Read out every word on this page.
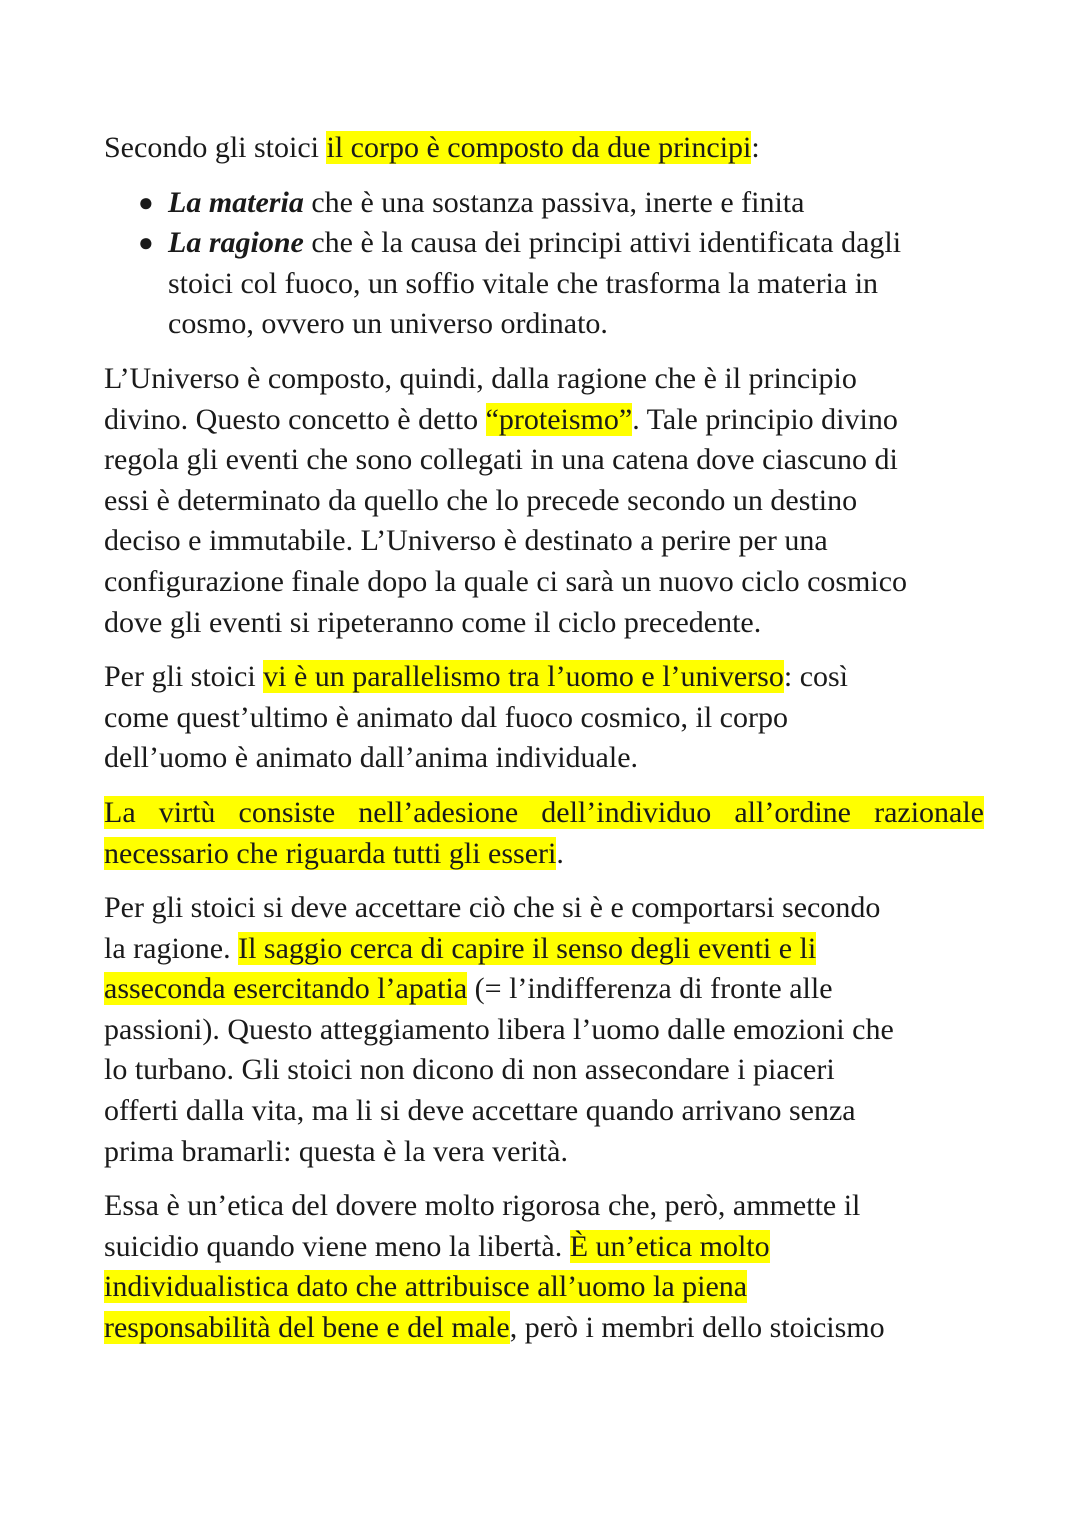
Secondo gli stoici il corpo è composto da due principi:

● La materia che è una sostanza passiva, inerte e finita
● La ragione che è la causa dei principi attivi identificata dagli
stoici col fuoco, un soffio vitale che trasforma la materia in
cosmo, ovvero un universo ordinato.

L’Universo è composto, quindi, dalla ragione che è il principio
divino. Questo concetto è detto “proteismo”. Tale principio divino
regola gli eventi che sono collegati in una catena dove ciascuno di
essi è determinato da quello che lo precede secondo un destino
deciso e immutabile. L’Universo è destinato a perire per una
configurazione finale dopo la quale ci sarà un nuovo ciclo cosmico
dove gli eventi si ripeteranno come il ciclo precedente.

Per gli stoici vi è un parallelismo tra l’uomo e l’universo: così
come quest’ultimo è animato dal fuoco cosmico, il corpo
dell’uomo è animato dall’anima individuale.

La virtù consiste nell’adesione dell’individuo all’ordine razionale
necessario che riguarda tutti gli esseri.

Per gli stoici si deve accettare ciò che si è e comportarsi secondo
la ragione. Il saggio cerca di capire il senso degli eventi e li
asseconda esercitando l’apatia (= l’indifferenza di fronte alle
passioni). Questo atteggiamento libera l’uomo dalle emozioni che
lo turbano. Gli stoici non dicono di non assecondare i piaceri
offerti dalla vita, ma li si deve accettare quando arrivano senza
prima bramarli: questa è la vera verità.

Essa è un’etica del dovere molto rigorosa che, però, ammette il
suicidio quando viene meno la libertà. È un’etica molto
individualistica dato che attribuisce all’uomo la piena
responsabilità del bene e del male, però i membri dello stoicismo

+---+

Job – Reproduce every line of the material precisely, omitting its pictures.

Written reply –
Read out every word on this page.
Secondo gli stoici il corpo è composto da due principi:

● La materia che è una sostanza passiva, inerte e finita
● La ragione che è la causa dei principi attivi identificata dagli
stoici col fuoco, un soffio vitale che trasforma la materia in
cosmo, ovvero un universo ordinato.

L’Universo è composto, quindi, dalla ragione che è il principio
divino. Questo concetto è detto “proteismo”. Tale principio divino
regola gli eventi che sono collegati in una catena dove ciascuno di
essi è determinato da quello che lo precede secondo un destino
deciso e immutabile. L’Universo è destinato a perire per una
configurazione finale dopo la quale ci sarà un nuovo ciclo cosmico
dove gli eventi si ripeteranno come il ciclo precedente.

Per gli stoici vi è un parallelismo tra l’uomo e l’universo: così
come quest’ultimo è animato dal fuoco cosmico, il corpo
dell’uomo è animato dall’anima individuale.

La virtù consiste nell’adesione dell’individuo all’ordine razionale
necessario che riguarda tutti gli esseri.

Per gli stoici si deve accettare ciò che si è e comportarsi secondo
la ragione. Il saggio cerca di capire il senso degli eventi e li
asseconda esercitando l’apatia (= l’indifferenza di fronte alle
passioni). Questo atteggiamento libera l’uomo dalle emozioni che
lo turbano. Gli stoici non dicono di non assecondare i piaceri
offerti dalla vita, ma li si deve accettare quando arrivano senza
prima bramarli: questa è la vera verità.

Essa è un’etica del dovere molto rigorosa che, però, ammette il
suicidio quando viene meno la libertà. È un’etica molto
individualistica dato che attribuisce all’uomo la piena
responsabilità del bene e del male, però i membri dello stoicismo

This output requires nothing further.